• _What the task requires_
Look through the lines below and extract each one that contains "record".

[Data listing]
■ ■ ■ ■ ■ ■ ■

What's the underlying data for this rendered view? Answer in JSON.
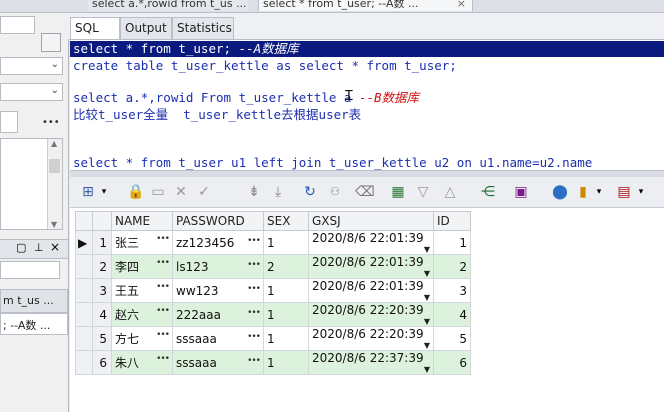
{
  "doc_tabs": [
    {
      "label": "select a.*,rowid from t_us ...",
      "close": "×"
    },
    {
      "label": "select * from t_user; --A数 ...",
      "close": "×"
    }
  ],
  "sub_tabs": [
    "SQL",
    "Output",
    "Statistics"
  ],
  "left_panel": {
    "item1": "m t_us ...",
    "item2": "; --A数 ..."
  },
  "editor": {
    "lines": [
      {
        "code": "select * from t_user; ",
        "comment": "--A数据库"
      },
      {
        "code": "create table t_user_kettle as select * from t_user;",
        "comment": ""
      },
      {
        "code": "",
        "comment": ""
      },
      {
        "code": "select a.*,rowid From t_user_kettle a ",
        "comment": "--B数据库"
      },
      {
        "code": "比较t_user全量  t_user_kettle去根据user表",
        "comment": ""
      },
      {
        "code": "",
        "comment": ""
      },
      {
        "code": "",
        "comment": ""
      },
      {
        "code": "select * from t_user u1 left join t_user_kettle u2 on u1.name=u2.name",
        "comment": ""
      }
    ]
  },
  "grid": {
    "columns": [
      "NAME",
      "PASSWORD",
      "SEX",
      "GXSJ",
      "ID"
    ],
    "rows": [
      {
        "num": "1",
        "name": "张三",
        "password": "zz123456",
        "sex": "1",
        "gxsj": "2020/8/6 22:01:39",
        "id": "1"
      },
      {
        "num": "2",
        "name": "李四",
        "password": "ls123",
        "sex": "2",
        "gxsj": "2020/8/6 22:01:39",
        "id": "2"
      },
      {
        "num": "3",
        "name": "王五",
        "password": "ww123",
        "sex": "1",
        "gxsj": "2020/8/6 22:01:39",
        "id": "3"
      },
      {
        "num": "4",
        "name": "赵六",
        "password": "222aaa",
        "sex": "1",
        "gxsj": "2020/8/6 22:20:39",
        "id": "4"
      },
      {
        "num": "5",
        "name": "方七",
        "password": "sssaaa",
        "sex": "1",
        "gxsj": "2020/8/6 22:20:39",
        "id": "5"
      },
      {
        "num": "6",
        "name": "朱八",
        "password": "sssaaa",
        "sex": "1",
        "gxsj": "2020/8/6 22:37:39",
        "id": "6"
      }
    ]
  },
  "toolbar_icons": [
    "query-builder-icon",
    "lock-icon",
    "add-record-icon",
    "delete-record-icon",
    "post-changes-icon",
    "next-record-icon",
    "last-record-icon",
    "refresh-icon",
    "find-icon",
    "clear-icon",
    "export-icon",
    "filter-down-icon",
    "filter-up-icon",
    "tree-icon",
    "save-icon",
    "connect-icon",
    "chart-icon",
    "grid-view-icon"
  ],
  "colors": {
    "selection": "#0b1a7f",
    "keyword": "#1c2fb0",
    "comment": "#d01010",
    "even_row": "#ddf2dd"
  }
}
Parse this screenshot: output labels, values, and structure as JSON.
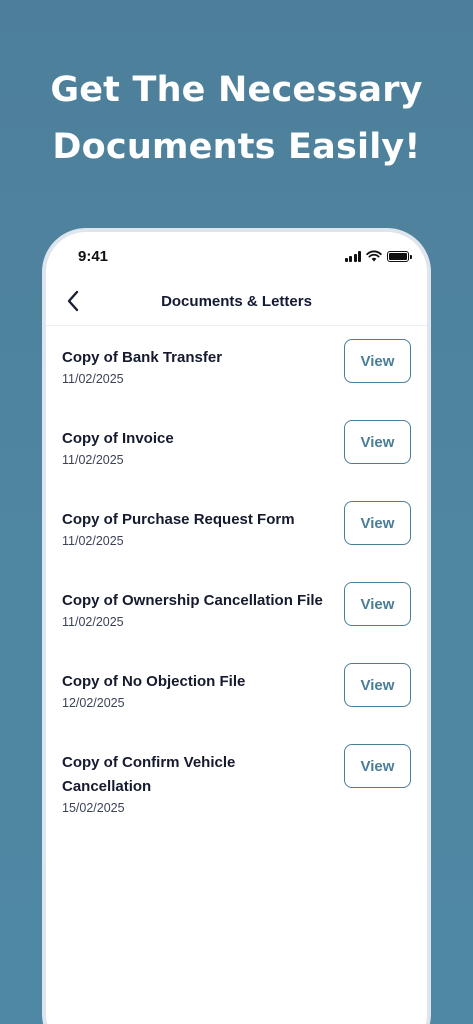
{
  "headline": {
    "line1": "Get The Necessary",
    "line2": "Documents Easily!"
  },
  "status_bar": {
    "time": "9:41",
    "icons": [
      "cellular-signal-icon",
      "wifi-icon",
      "battery-icon"
    ]
  },
  "nav": {
    "title": "Documents & Letters",
    "back_icon": "chevron-left-icon"
  },
  "documents": [
    {
      "title": "Copy of Bank Transfer",
      "date": "11/02/2025",
      "action": "View"
    },
    {
      "title": "Copy of Invoice",
      "date": "11/02/2025",
      "action": "View"
    },
    {
      "title": "Copy of Purchase Request Form",
      "date": "11/02/2025",
      "action": "View"
    },
    {
      "title": "Copy of Ownership Cancellation File",
      "date": "11/02/2025",
      "action": "View"
    },
    {
      "title": "Copy of No Objection File",
      "date": "12/02/2025",
      "action": "View"
    },
    {
      "title": "Copy of Confirm Vehicle Cancellation",
      "date": "15/02/2025",
      "action": "View"
    }
  ],
  "colors": {
    "background": "#4f86a2",
    "accent": "#4a7e98",
    "text_dark": "#151a2f"
  }
}
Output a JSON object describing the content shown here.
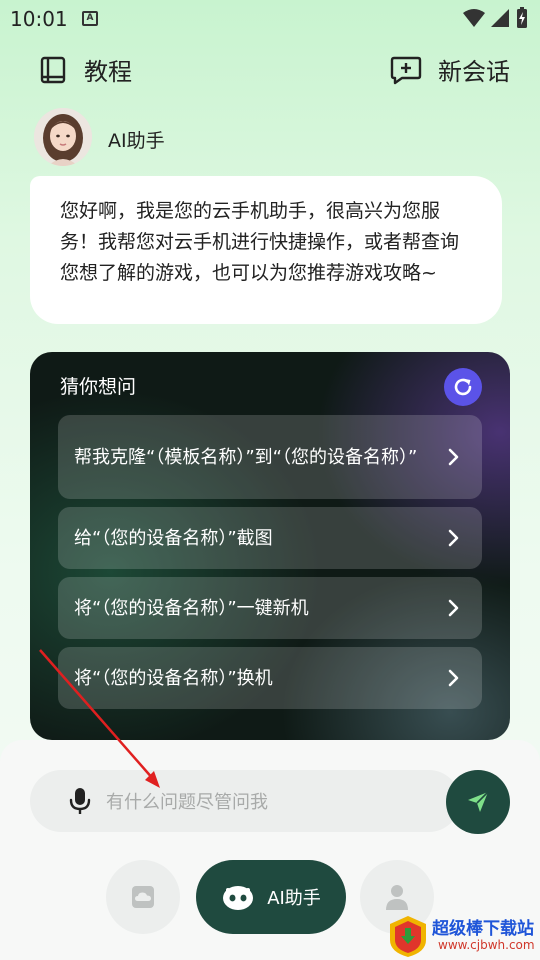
{
  "status_bar": {
    "time": "10:01"
  },
  "header": {
    "tutorial_label": "教程",
    "new_chat_label": "新会话"
  },
  "assistant": {
    "name": "AI助手",
    "greeting": "您好啊，我是您的云手机助手，很高兴为您服务！我帮您对云手机进行快捷操作，或者帮查询您想了解的游戏，也可以为您推荐游戏攻略~"
  },
  "suggestions": {
    "title": "猜你想问",
    "items": [
      {
        "text": "帮我克隆“（模板名称）”到“（您的设备名称）”"
      },
      {
        "text": "给“（您的设备名称）”截图"
      },
      {
        "text": "将“（您的设备名称）”一键新机"
      },
      {
        "text": "将“（您的设备名称）”换机"
      }
    ]
  },
  "input": {
    "placeholder": "有什么问题尽管问我"
  },
  "bottom_nav": {
    "ai_label": "AI助手"
  },
  "watermark": {
    "text": "超级棒下载站",
    "url": "www.cjbwh.com"
  },
  "colors": {
    "accent_dark_green": "#1f4a3f",
    "refresh_purple": "#5b53e8",
    "annotation_red": "#e02020"
  }
}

■ ■ ■ ■ ■ ■ ■

• _Output of the exercise_
    "add-record-icon",
    "delete-record-icon",
    "next-record-icon",
    "last-record-icon",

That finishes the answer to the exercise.